What is being asked -> Write out the whole of the material exactly.

++++ Data for this task

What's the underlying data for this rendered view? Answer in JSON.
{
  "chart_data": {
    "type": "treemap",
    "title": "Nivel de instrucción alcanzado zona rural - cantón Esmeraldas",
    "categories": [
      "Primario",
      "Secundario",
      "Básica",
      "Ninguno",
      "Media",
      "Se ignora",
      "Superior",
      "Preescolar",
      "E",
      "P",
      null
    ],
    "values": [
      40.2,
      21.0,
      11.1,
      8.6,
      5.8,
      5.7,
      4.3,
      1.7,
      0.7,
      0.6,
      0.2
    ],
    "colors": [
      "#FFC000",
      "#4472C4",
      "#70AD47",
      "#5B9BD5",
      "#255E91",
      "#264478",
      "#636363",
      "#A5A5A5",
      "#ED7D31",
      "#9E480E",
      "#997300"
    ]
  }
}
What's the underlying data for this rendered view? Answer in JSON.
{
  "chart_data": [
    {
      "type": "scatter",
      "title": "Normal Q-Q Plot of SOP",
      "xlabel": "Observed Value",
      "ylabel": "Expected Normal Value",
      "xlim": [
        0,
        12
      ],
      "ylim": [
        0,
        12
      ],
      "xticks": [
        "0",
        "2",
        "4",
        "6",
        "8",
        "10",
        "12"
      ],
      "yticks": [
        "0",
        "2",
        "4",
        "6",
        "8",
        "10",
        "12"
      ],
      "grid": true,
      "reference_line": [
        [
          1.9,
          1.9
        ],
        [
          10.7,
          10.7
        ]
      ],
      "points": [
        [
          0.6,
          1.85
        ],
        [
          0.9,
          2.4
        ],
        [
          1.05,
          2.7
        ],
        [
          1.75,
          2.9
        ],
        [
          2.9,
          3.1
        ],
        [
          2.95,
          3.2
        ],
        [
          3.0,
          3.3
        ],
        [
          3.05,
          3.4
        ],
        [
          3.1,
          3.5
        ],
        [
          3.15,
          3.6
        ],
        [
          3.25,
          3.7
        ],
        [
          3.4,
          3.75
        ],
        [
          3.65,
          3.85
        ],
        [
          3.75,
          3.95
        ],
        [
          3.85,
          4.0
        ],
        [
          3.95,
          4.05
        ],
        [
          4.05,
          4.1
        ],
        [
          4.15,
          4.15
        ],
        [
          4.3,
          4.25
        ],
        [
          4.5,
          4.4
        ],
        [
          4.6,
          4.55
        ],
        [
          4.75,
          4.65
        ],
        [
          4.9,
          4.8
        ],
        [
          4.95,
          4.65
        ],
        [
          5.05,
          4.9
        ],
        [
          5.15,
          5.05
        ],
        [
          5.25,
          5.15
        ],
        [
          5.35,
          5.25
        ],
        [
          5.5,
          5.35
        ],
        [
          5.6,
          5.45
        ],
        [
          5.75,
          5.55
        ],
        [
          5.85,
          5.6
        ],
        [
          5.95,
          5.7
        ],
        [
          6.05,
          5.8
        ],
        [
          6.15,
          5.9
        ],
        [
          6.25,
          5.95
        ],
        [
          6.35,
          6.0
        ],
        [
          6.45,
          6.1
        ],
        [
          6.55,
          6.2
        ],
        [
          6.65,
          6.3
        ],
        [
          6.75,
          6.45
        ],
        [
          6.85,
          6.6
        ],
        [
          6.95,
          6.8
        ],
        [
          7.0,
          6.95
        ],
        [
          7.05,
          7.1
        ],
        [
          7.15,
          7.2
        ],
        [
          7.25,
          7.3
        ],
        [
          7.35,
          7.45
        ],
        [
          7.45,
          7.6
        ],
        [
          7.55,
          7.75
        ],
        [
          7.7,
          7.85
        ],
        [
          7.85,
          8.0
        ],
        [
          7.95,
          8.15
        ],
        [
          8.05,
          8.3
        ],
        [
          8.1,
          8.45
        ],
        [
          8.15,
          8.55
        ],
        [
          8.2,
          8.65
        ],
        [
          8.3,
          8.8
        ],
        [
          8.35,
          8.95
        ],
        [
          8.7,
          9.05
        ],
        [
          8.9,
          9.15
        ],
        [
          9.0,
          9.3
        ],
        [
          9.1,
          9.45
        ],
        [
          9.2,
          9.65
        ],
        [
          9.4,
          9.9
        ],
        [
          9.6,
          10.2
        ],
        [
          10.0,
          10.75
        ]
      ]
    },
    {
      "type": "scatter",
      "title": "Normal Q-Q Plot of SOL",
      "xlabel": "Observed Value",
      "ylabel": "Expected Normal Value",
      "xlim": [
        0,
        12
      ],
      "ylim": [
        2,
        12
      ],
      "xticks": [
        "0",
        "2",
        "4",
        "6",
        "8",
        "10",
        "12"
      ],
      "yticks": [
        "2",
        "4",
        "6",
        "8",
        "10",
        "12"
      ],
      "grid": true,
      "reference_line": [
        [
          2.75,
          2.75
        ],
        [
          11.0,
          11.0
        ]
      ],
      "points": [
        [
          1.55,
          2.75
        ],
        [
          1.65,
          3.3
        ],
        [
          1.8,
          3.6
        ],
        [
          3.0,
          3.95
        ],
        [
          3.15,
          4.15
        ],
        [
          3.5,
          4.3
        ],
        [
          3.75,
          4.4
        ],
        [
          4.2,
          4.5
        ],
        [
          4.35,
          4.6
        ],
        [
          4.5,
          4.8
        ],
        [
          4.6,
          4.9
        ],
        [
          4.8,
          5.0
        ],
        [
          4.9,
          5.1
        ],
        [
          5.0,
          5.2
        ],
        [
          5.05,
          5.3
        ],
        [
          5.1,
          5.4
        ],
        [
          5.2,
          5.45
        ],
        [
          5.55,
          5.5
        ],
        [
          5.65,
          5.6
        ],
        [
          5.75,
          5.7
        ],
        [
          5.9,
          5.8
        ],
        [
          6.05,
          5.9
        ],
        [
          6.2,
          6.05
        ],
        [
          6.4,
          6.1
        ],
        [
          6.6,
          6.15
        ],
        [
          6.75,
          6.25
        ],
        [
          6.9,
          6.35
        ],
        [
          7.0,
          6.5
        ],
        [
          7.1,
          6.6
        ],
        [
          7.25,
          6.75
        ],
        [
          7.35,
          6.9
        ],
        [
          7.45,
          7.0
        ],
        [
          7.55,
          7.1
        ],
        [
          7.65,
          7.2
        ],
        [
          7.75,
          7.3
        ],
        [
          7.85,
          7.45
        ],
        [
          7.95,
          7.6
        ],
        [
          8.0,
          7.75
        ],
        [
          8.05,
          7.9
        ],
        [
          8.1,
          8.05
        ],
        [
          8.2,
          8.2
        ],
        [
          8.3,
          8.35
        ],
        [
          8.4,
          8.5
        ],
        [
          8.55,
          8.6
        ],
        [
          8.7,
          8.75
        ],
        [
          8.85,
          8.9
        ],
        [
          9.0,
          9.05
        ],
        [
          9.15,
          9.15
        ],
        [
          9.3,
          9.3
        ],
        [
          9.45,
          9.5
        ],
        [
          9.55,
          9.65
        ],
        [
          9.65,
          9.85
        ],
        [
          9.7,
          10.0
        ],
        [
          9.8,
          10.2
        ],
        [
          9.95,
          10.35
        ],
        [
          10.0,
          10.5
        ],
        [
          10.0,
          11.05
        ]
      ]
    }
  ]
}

++++++++

The answer ->
What's the underlying data for this rendered view? Answer in JSON.
{
  "chart_data": {
    "type": "treemap",
    "title": "Nivel de instrucción alcanzado zona rural - cantón Esmeraldas",
    "categories": [
      "Primario",
      "Secundario",
      "Básica",
      "Ninguno",
      "Media",
      "Se ignora",
      "Superior",
      "Preescolar",
      "E",
      "P",
      null
    ],
    "values": [
      40.2,
      21.0,
      11.1,
      8.6,
      5.8,
      5.7,
      4.3,
      1.7,
      0.7,
      0.6,
      0.2
    ],
    "colors": [
      "#FFC000",
      "#4472C4",
      "#70AD47",
      "#5B9BD5",
      "#255E91",
      "#264478",
      "#636363",
      "#A5A5A5",
      "#ED7D31",
      "#9E480E",
      "#997300"
    ]
  }
}
What's the underlying data for this rendered view? Answer in JSON.
{
  "chart_data": [
    {
      "type": "scatter",
      "title": "Normal Q-Q Plot of SOP",
      "xlabel": "Observed Value",
      "ylabel": "Expected Normal Value",
      "xlim": [
        0,
        12
      ],
      "ylim": [
        0,
        12
      ],
      "xticks": [
        "0",
        "2",
        "4",
        "6",
        "8",
        "10",
        "12"
      ],
      "yticks": [
        "0",
        "2",
        "4",
        "6",
        "8",
        "10",
        "12"
      ],
      "grid": true,
      "reference_line": [
        [
          1.9,
          1.9
        ],
        [
          10.7,
          10.7
        ]
      ],
      "points": [
        [
          0.6,
          1.85
        ],
        [
          0.9,
          2.4
        ],
        [
          1.05,
          2.7
        ],
        [
          1.75,
          2.9
        ],
        [
          2.9,
          3.1
        ],
        [
          2.95,
          3.2
        ],
        [
          3.0,
          3.3
        ],
        [
          3.05,
          3.4
        ],
        [
          3.1,
          3.5
        ],
        [
          3.15,
          3.6
        ],
        [
          3.25,
          3.7
        ],
        [
          3.4,
          3.75
        ],
        [
          3.65,
          3.85
        ],
        [
          3.75,
          3.95
        ],
        [
          3.85,
          4.0
        ],
        [
          3.95,
          4.05
        ],
        [
          4.05,
          4.1
        ],
        [
          4.15,
          4.15
        ],
        [
          4.3,
          4.25
        ],
        [
          4.5,
          4.4
        ],
        [
          4.6,
          4.55
        ],
        [
          4.75,
          4.65
        ],
        [
          4.9,
          4.8
        ],
        [
          4.95,
          4.65
        ],
        [
          5.05,
          4.9
        ],
        [
          5.15,
          5.05
        ],
        [
          5.25,
          5.15
        ],
        [
          5.35,
          5.25
        ],
        [
          5.5,
          5.35
        ],
        [
          5.6,
          5.45
        ],
        [
          5.75,
          5.55
        ],
        [
          5.85,
          5.6
        ],
        [
          5.95,
          5.7
        ],
        [
          6.05,
          5.8
        ],
        [
          6.15,
          5.9
        ],
        [
          6.25,
          5.95
        ],
        [
          6.35,
          6.0
        ],
        [
          6.45,
          6.1
        ],
        [
          6.55,
          6.2
        ],
        [
          6.65,
          6.3
        ],
        [
          6.75,
          6.45
        ],
        [
          6.85,
          6.6
        ],
        [
          6.95,
          6.8
        ],
        [
          7.0,
          6.95
        ],
        [
          7.05,
          7.1
        ],
        [
          7.15,
          7.2
        ],
        [
          7.25,
          7.3
        ],
        [
          7.35,
          7.45
        ],
        [
          7.45,
          7.6
        ],
        [
          7.55,
          7.75
        ],
        [
          7.7,
          7.85
        ],
        [
          7.85,
          8.0
        ],
        [
          7.95,
          8.15
        ],
        [
          8.05,
          8.3
        ],
        [
          8.1,
          8.45
        ],
        [
          8.15,
          8.55
        ],
        [
          8.2,
          8.65
        ],
        [
          8.3,
          8.8
        ],
        [
          8.35,
          8.95
        ],
        [
          8.7,
          9.05
        ],
        [
          8.9,
          9.15
        ],
        [
          9.0,
          9.3
        ],
        [
          9.1,
          9.45
        ],
        [
          9.2,
          9.65
        ],
        [
          9.4,
          9.9
        ],
        [
          9.6,
          10.2
        ],
        [
          10.0,
          10.75
        ]
      ]
    },
    {
      "type": "scatter",
      "title": "Normal Q-Q Plot of SOL",
      "xlabel": "Observed Value",
      "ylabel": "Expected Normal Value",
      "xlim": [
        0,
        12
      ],
      "ylim": [
        2,
        12
      ],
      "xticks": [
        "0",
        "2",
        "4",
        "6",
        "8",
        "10",
        "12"
      ],
      "yticks": [
        "2",
        "4",
        "6",
        "8",
        "10",
        "12"
      ],
      "grid": true,
      "reference_line": [
        [
          2.75,
          2.75
        ],
        [
          11.0,
          11.0
        ]
      ],
      "points": [
        [
          1.55,
          2.75
        ],
        [
          1.65,
          3.3
        ],
        [
          1.8,
          3.6
        ],
        [
          3.0,
          3.95
        ],
        [
          3.15,
          4.15
        ],
        [
          3.5,
          4.3
        ],
        [
          3.75,
          4.4
        ],
        [
          4.2,
          4.5
        ],
        [
          4.35,
          4.6
        ],
        [
          4.5,
          4.8
        ],
        [
          4.6,
          4.9
        ],
        [
          4.8,
          5.0
        ],
        [
          4.9,
          5.1
        ],
        [
          5.0,
          5.2
        ],
        [
          5.05,
          5.3
        ],
        [
          5.1,
          5.4
        ],
        [
          5.2,
          5.45
        ],
        [
          5.55,
          5.5
        ],
        [
          5.65,
          5.6
        ],
        [
          5.75,
          5.7
        ],
        [
          5.9,
          5.8
        ],
        [
          6.05,
          5.9
        ],
        [
          6.2,
          6.05
        ],
        [
          6.4,
          6.1
        ],
        [
          6.6,
          6.15
        ],
        [
          6.75,
          6.25
        ],
        [
          6.9,
          6.35
        ],
        [
          7.0,
          6.5
        ],
        [
          7.1,
          6.6
        ],
        [
          7.25,
          6.75
        ],
        [
          7.35,
          6.9
        ],
        [
          7.45,
          7.0
        ],
        [
          7.55,
          7.1
        ],
        [
          7.65,
          7.2
        ],
        [
          7.75,
          7.3
        ],
        [
          7.85,
          7.45
        ],
        [
          7.95,
          7.6
        ],
        [
          8.0,
          7.75
        ],
        [
          8.05,
          7.9
        ],
        [
          8.1,
          8.05
        ],
        [
          8.2,
          8.2
        ],
        [
          8.3,
          8.35
        ],
        [
          8.4,
          8.5
        ],
        [
          8.55,
          8.6
        ],
        [
          8.7,
          8.75
        ],
        [
          8.85,
          8.9
        ],
        [
          9.0,
          9.05
        ],
        [
          9.15,
          9.15
        ],
        [
          9.3,
          9.3
        ],
        [
          9.45,
          9.5
        ],
        [
          9.55,
          9.65
        ],
        [
          9.65,
          9.85
        ],
        [
          9.7,
          10.0
        ],
        [
          9.8,
          10.2
        ],
        [
          9.95,
          10.35
        ],
        [
          10.0,
          10.5
        ],
        [
          10.0,
          11.05
        ]
      ]
    }
  ]
}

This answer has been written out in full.